Text segment:
━━━━━━━━
March 1-After the weekend with trips to the EMERG department at CHEO (Jacob picked up a virus at the hospital and developed severe diahhrea and vomiting with a fever) we arrive at the Imaging Department for our first injection for the bone scan. They decide that Jacob is too sick to have the test done and we are sent up to the MDU to be seen by the doctor and have more blood work taken. Jacob is again neutropenic, but all other counts remain OK. Because Jacob is still well hydrated we are sent back to the Ronald McDonald House, and the test is rescheduled for the next day.
March 2-We arrive at the imaging department at 0830 for his injection for the bone scan. We are overjoyed to hear that Jacob had 'grown' some veins over the last 3 months and the technician finds a vein right away and Jacob only cries for a couple seconds....we then move up to the MDU for our 2 hour wait which seems like weeks because Jacob is NPO (can not eat) at 1030 Jacob is sedated for the bone scan (which never goes well as the stuff tastes hot and spicy) and Jacob is asleep in 5 minutes (a record I think). The scan goes well and the injection for the MIBG scan is done while he is still sedated and Jacob doesn't even flinch.....
━━━━━━━━
Supplied material:
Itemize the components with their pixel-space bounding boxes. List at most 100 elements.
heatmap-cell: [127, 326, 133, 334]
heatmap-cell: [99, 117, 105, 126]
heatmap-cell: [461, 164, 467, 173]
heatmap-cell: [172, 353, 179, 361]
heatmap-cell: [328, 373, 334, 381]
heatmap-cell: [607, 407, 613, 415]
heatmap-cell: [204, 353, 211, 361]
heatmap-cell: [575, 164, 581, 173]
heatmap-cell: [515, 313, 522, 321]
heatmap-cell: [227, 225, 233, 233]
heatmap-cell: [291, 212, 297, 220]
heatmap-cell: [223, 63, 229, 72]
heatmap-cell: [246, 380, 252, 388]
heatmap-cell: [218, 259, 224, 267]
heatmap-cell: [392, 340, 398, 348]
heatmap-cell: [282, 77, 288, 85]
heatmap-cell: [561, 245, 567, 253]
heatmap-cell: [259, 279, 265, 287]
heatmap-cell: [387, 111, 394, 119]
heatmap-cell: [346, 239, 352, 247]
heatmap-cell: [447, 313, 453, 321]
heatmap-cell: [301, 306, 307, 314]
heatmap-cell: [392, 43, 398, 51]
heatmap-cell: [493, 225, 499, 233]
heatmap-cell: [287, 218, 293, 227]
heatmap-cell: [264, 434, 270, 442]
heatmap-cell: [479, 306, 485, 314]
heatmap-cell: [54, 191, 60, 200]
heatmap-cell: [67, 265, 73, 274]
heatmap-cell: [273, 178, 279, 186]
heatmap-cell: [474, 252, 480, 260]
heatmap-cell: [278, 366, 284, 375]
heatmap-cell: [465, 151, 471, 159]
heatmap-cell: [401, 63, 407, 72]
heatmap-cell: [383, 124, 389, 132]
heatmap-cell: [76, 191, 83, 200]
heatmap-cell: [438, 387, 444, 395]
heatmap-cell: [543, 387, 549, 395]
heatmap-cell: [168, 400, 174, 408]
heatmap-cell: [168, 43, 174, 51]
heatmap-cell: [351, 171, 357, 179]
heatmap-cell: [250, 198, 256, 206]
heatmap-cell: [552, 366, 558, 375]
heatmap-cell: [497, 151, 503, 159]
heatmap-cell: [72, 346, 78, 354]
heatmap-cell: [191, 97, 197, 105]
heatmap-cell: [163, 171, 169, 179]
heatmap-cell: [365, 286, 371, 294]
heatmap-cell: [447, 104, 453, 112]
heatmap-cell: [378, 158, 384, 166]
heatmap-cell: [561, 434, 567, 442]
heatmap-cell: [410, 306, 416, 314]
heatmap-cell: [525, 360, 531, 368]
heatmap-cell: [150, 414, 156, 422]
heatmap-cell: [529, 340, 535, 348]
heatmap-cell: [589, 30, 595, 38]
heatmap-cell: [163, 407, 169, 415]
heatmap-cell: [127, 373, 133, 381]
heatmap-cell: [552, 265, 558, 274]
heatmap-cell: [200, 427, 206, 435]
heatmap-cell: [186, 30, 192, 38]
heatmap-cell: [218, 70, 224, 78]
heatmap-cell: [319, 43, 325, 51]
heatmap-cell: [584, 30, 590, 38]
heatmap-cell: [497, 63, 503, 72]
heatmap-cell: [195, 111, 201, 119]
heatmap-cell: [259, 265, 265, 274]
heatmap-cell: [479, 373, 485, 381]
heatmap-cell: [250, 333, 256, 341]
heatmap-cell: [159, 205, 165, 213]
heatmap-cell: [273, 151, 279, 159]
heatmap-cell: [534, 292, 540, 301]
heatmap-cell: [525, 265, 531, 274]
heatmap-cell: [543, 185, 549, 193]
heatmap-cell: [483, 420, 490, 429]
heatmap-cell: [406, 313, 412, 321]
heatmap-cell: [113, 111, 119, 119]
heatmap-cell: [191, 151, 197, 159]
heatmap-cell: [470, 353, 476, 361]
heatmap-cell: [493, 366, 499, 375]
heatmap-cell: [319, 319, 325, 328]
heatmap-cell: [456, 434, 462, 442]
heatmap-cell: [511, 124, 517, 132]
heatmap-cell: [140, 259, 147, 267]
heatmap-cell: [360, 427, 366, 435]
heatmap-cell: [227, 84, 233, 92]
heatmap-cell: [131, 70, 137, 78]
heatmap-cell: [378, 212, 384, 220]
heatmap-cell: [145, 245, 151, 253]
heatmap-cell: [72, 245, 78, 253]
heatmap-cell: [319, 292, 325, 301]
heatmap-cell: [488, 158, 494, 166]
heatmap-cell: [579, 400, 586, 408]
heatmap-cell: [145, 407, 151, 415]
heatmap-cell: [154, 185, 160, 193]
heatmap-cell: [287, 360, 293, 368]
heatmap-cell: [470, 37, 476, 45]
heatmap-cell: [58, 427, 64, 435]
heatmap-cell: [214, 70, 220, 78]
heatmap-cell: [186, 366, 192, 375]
━━━━━━━━
Aim of the exercise: According to the journal entries, at what time did Jacob and his family arrive at the imaging department on March 2? The records bear no relation to the journal entries.

Response to this task: They arrived at 0830.